WRITTEN TASK:
Report every line in the listing that contains the string "frac".
%%
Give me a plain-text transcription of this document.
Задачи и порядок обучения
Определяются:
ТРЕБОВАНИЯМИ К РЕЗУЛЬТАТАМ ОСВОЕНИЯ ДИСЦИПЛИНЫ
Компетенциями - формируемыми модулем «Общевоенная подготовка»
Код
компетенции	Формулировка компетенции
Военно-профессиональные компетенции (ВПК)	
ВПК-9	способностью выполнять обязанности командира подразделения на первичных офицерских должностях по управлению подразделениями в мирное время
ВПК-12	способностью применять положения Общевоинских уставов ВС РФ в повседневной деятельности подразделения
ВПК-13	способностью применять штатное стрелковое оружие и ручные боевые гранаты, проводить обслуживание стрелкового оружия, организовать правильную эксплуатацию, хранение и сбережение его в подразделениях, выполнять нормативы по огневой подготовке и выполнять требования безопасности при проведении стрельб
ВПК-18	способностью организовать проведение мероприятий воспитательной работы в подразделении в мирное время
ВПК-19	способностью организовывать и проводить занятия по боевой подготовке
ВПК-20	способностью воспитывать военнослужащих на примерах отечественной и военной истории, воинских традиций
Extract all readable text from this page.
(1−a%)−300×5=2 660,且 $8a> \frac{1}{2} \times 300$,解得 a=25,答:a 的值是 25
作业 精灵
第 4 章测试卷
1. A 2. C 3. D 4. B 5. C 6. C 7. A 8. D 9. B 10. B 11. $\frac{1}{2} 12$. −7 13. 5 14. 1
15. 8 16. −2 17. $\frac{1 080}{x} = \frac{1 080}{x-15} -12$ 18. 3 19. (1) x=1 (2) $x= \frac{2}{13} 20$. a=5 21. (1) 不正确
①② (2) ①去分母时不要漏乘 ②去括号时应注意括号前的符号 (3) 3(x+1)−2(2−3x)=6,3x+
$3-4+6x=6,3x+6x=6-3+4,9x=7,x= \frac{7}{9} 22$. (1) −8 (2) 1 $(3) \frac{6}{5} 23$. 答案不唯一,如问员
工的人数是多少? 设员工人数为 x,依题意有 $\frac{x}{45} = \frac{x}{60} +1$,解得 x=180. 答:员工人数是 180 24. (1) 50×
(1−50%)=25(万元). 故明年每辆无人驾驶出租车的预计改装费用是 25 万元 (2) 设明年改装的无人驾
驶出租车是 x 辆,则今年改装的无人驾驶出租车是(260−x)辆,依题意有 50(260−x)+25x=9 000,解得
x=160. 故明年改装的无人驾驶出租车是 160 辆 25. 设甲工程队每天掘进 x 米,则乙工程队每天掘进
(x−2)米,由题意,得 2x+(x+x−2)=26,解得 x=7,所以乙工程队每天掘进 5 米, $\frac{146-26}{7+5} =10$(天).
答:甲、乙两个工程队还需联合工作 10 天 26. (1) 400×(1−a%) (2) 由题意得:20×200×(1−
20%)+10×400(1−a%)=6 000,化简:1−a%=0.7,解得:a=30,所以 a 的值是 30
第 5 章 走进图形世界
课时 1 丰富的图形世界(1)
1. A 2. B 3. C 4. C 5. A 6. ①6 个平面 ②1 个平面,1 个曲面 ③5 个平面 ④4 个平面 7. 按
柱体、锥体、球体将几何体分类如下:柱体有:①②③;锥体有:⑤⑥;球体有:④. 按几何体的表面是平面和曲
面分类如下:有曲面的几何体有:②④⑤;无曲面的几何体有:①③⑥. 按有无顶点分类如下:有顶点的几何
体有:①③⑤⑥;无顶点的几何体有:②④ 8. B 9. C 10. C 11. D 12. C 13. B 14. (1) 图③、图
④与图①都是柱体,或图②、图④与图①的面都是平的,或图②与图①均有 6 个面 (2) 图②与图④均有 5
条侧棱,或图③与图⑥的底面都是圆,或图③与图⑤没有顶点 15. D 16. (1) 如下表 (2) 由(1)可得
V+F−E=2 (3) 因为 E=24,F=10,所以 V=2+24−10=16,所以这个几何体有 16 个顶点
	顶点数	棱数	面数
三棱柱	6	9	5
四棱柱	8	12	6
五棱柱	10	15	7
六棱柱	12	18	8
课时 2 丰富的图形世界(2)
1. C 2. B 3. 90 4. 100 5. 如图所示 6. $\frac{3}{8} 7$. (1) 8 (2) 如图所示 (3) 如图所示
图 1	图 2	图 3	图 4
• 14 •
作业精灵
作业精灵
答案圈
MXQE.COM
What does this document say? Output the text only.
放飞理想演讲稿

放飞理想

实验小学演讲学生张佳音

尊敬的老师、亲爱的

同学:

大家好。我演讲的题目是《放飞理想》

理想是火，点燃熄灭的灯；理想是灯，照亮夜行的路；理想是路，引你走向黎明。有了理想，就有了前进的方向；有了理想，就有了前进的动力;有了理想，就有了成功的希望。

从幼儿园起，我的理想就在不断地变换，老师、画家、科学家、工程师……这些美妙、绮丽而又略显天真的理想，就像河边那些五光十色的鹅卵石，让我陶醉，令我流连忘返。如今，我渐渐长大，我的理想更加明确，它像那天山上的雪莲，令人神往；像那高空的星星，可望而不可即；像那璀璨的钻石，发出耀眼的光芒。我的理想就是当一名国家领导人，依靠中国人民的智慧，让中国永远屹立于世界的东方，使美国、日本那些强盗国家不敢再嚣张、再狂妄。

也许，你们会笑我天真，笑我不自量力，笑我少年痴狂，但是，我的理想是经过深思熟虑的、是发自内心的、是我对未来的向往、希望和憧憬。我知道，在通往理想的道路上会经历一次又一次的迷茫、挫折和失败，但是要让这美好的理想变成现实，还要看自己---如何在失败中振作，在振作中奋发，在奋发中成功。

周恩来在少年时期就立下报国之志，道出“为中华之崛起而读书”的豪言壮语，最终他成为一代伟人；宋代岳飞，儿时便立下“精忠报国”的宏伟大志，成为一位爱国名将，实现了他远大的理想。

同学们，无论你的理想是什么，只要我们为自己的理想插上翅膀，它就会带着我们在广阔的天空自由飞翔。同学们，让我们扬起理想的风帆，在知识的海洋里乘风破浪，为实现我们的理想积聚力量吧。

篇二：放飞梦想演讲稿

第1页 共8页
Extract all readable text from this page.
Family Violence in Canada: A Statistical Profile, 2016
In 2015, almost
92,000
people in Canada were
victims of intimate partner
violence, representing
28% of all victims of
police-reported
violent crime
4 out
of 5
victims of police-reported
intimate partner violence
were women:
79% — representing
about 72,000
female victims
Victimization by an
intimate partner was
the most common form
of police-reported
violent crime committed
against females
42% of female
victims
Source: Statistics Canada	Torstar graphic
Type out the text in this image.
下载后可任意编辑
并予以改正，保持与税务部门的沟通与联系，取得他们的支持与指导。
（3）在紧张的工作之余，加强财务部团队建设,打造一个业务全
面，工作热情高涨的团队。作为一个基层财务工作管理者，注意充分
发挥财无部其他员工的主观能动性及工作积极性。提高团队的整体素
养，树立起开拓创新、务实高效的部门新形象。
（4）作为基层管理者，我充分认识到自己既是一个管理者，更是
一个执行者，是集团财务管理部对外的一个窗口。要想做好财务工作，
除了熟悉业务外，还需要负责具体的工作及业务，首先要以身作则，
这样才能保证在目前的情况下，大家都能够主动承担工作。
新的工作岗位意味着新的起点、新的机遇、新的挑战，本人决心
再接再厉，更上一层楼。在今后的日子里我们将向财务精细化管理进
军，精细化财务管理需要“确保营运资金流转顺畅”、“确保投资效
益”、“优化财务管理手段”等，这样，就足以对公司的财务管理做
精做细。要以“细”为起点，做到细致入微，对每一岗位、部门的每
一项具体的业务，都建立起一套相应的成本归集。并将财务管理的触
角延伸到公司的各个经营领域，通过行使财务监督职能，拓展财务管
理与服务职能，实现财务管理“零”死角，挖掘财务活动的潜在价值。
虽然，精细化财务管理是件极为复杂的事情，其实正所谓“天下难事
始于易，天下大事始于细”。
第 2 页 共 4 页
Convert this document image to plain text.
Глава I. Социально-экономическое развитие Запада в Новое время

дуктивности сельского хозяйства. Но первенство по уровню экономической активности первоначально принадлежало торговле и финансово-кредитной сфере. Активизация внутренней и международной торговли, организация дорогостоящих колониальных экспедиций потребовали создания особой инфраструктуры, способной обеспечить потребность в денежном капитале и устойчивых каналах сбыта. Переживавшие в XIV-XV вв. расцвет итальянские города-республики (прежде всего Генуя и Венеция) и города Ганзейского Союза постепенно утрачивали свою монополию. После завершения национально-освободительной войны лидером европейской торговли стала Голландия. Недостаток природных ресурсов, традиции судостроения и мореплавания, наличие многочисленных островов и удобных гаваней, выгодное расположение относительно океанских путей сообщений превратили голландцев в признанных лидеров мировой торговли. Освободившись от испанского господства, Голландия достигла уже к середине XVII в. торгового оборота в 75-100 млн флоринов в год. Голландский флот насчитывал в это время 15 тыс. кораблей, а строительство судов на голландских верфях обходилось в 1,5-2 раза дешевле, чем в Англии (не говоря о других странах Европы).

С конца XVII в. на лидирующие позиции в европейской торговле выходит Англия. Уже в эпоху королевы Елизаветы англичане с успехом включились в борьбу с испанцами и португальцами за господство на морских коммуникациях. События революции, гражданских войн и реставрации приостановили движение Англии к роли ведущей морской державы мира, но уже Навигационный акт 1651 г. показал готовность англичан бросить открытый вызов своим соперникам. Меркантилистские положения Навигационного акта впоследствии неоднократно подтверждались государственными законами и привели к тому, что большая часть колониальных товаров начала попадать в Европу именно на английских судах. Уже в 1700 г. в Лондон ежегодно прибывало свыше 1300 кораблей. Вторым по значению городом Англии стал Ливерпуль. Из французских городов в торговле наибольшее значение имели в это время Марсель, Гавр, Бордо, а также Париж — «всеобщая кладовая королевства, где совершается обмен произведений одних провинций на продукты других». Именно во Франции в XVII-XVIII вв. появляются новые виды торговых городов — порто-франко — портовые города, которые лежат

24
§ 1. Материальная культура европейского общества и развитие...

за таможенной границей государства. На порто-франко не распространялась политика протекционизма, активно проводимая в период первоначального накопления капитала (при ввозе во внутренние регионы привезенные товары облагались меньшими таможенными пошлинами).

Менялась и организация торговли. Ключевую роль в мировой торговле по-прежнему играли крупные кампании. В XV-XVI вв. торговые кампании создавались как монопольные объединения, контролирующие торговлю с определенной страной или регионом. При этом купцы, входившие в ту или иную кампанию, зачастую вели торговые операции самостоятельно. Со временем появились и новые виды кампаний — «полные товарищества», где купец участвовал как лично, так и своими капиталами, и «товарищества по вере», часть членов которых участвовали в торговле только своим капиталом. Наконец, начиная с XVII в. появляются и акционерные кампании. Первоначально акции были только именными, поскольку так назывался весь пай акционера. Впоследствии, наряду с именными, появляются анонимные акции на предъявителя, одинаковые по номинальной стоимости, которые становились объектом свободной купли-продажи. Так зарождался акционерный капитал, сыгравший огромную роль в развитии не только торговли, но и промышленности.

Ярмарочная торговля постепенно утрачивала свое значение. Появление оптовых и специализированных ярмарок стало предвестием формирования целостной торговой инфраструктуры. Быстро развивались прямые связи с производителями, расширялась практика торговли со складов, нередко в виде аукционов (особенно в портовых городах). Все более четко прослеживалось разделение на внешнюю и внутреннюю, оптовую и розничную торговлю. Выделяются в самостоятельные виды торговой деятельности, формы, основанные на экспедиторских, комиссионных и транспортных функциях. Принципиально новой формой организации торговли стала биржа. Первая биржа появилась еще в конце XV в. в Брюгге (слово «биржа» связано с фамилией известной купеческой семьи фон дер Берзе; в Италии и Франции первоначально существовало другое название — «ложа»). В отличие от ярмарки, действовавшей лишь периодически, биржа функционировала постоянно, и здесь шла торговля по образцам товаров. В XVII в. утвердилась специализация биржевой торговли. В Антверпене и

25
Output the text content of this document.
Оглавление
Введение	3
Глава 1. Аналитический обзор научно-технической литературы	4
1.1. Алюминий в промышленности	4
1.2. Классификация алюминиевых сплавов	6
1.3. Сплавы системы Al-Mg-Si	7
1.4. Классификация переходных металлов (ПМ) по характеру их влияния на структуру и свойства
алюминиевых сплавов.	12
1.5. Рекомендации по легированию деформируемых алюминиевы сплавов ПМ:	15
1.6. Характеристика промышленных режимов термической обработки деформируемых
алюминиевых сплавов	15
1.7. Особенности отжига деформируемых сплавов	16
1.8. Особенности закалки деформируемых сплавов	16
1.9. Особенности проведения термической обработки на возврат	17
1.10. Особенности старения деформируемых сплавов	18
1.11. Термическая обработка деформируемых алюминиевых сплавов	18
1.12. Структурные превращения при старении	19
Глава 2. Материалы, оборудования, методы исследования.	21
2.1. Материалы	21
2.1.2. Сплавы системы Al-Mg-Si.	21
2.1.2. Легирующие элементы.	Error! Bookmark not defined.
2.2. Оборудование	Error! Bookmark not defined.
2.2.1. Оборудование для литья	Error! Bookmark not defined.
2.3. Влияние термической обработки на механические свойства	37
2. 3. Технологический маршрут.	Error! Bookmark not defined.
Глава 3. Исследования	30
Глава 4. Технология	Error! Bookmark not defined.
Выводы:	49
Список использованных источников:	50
%%
THE SOLUTION:
(1−a%)−300×5=2 660,且 $8a> \frac{1}{2} \times 300$,解得 a=25,答:a 的值是 25
1. A 2. C 3. D 4. B 5. C 6. C 7. A 8. D 9. B 10. B 11. $\frac{1}{2} 12$. −7 13. 5 14. 1
15. 8 16. −2 17. $\frac{1 080}{x} = \frac{1 080}{x-15} -12$ 18. 3 19. (1) x=1 (2) $x= \frac{2}{13} 20$. a=5 21. (1) 不正确
$3-4+6x=6,3x+6x=6-3+4,9x=7,x= \frac{7}{9} 22$. (1) −8 (2) 1 $(3) \frac{6}{5} 23$. 答案不唯一,如问员
工的人数是多少? 设员工人数为 x,依题意有 $\frac{x}{45} = \frac{x}{60} +1$,解得 x=180. 答:员工人数是 180 24. (1) 50×
(x−2)米,由题意,得 2x+(x+x−2)=26,解得 x=7,所以乙工程队每天掘进 5 米, $\frac{146-26}{7+5} =10$(天).
1. C 2. B 3. 90 4. 100 5. 如图所示 6. $\frac{3}{8} 7$. (1) 8 (2) 如图所示 (3) 如图所示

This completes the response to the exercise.